DIRECTIONS:
Would you repeat the listing exactly but omit every picture?

(Collected data entries)
====
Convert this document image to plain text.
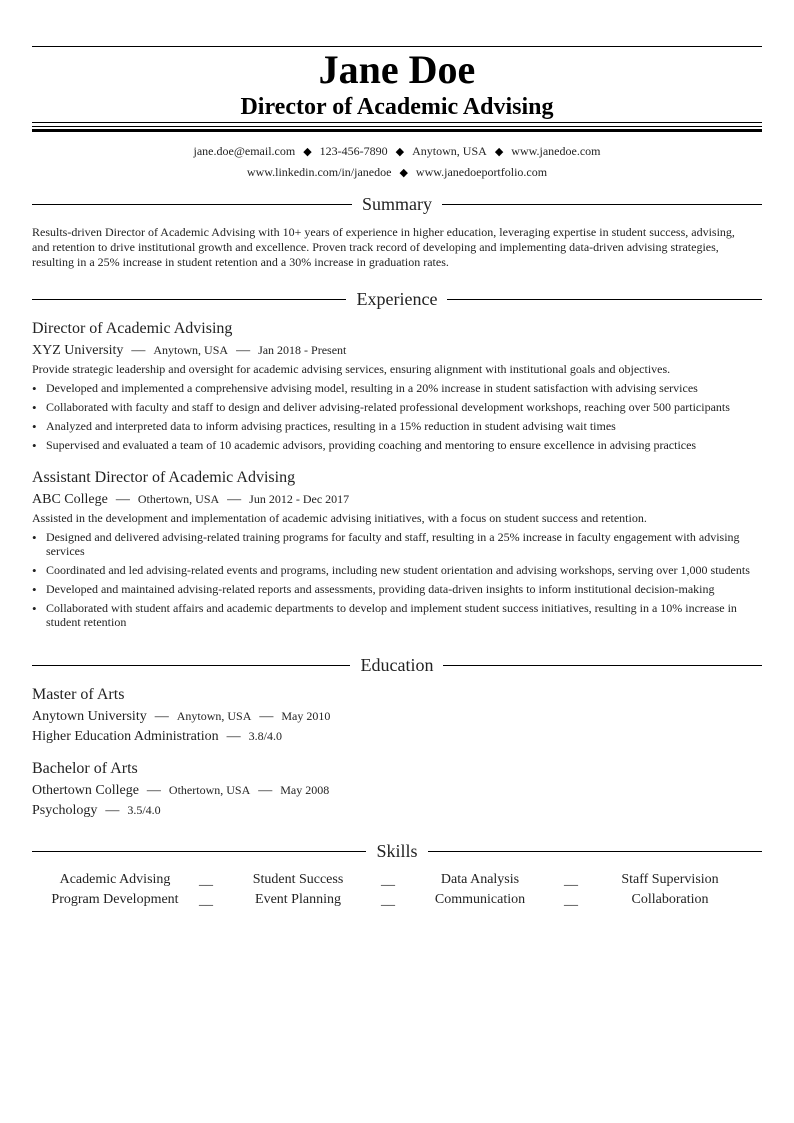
Jane Doe
Director of Academic Advising
jane.doe@email.com ◆ 123-456-7890 ◆ Anytown, USA ◆ www.janedoe.com
www.linkedin.com/in/janedoe ◆ www.janedoeportfolio.com
Summary
Results-driven Director of Academic Advising with 10+ years of experience in higher education, leveraging expertise in student success, advising, and retention to drive institutional growth and excellence. Proven track record of developing and implementing data-driven advising strategies, resulting in a 25% increase in student retention and a 30% increase in graduation rates.
Experience
Director of Academic Advising
XYZ University — Anytown, USA — Jan 2018 - Present
Provide strategic leadership and oversight for academic advising services, ensuring alignment with institutional goals and objectives.
• Developed and implemented a comprehensive advising model, resulting in a 20% increase in student satisfaction with advising services
• Collaborated with faculty and staff to design and deliver advising-related professional development workshops, reaching over 500 participants
• Analyzed and interpreted data to inform advising practices, resulting in a 15% reduction in student advising wait times
• Supervised and evaluated a team of 10 academic advisors, providing coaching and mentoring to ensure excellence in advising practices
Assistant Director of Academic Advising
ABC College — Othertown, USA — Jun 2012 - Dec 2017
Assisted in the development and implementation of academic advising initiatives, with a focus on student success and retention.
• Designed and delivered advising-related training programs for faculty and staff, resulting in a 25% increase in faculty engagement with advising services
• Coordinated and led advising-related events and programs, including new student orientation and advising workshops, serving over 1,000 students
• Developed and maintained advising-related reports and assessments, providing data-driven insights to inform institutional decision-making
• Collaborated with student affairs and academic departments to develop and implement student success initiatives, resulting in a 10% increase in student retention
Education
Master of Arts
Anytown University — Anytown, USA — May 2010
Higher Education Administration — 3.8/4.0
Bachelor of Arts
Othertown College — Othertown, USA — May 2008
Psychology — 3.5/4.0
Skills
Academic Advising	__	Student Success	__	Data Analysis	__	Staff Supervision
Program Development	__	Event Planning	__	Communication	__	Collaboration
====
THE RESULT:
Convert this document image to plain text.
Jane Doe
Director of Academic Advising
jane.doe@email.com ◆ 123-456-7890 ◆ Anytown, USA ◆ www.janedoe.com
www.linkedin.com/in/janedoe ◆ www.janedoeportfolio.com
Summary
Results-driven Director of Academic Advising with 10+ years of experience in higher education, leveraging expertise in student success, advising, and retention to drive institutional growth and excellence. Proven track record of developing and implementing data-driven advising strategies, resulting in a 25% increase in student retention and a 30% increase in graduation rates.
Experience
Director of Academic Advising
XYZ University — Anytown, USA — Jan 2018 - Present
Provide strategic leadership and oversight for academic advising services, ensuring alignment with institutional goals and objectives.
• Developed and implemented a comprehensive advising model, resulting in a 20% increase in student satisfaction with advising services
• Collaborated with faculty and staff to design and deliver advising-related professional development workshops, reaching over 500 participants
• Analyzed and interpreted data to inform advising practices, resulting in a 15% reduction in student advising wait times
• Supervised and evaluated a team of 10 academic advisors, providing coaching and mentoring to ensure excellence in advising practices
Assistant Director of Academic Advising
ABC College — Othertown, USA — Jun 2012 - Dec 2017
Assisted in the development and implementation of academic advising initiatives, with a focus on student success and retention.
• Designed and delivered advising-related training programs for faculty and staff, resulting in a 25% increase in faculty engagement with advising services
• Coordinated and led advising-related events and programs, including new student orientation and advising workshops, serving over 1,000 students
• Developed and maintained advising-related reports and assessments, providing data-driven insights to inform institutional decision-making
• Collaborated with student affairs and academic departments to develop and implement student success initiatives, resulting in a 10% increase in student retention
Education
Master of Arts
Anytown University — Anytown, USA — May 2010
Higher Education Administration — 3.8/4.0
Bachelor of Arts
Othertown College — Othertown, USA — May 2008
Psychology — 3.5/4.0
Skills
Academic Advising	__	Student Success	__	Data Analysis	__	Staff Supervision
Program Development	__	Event Planning	__	Communication	__	Collaboration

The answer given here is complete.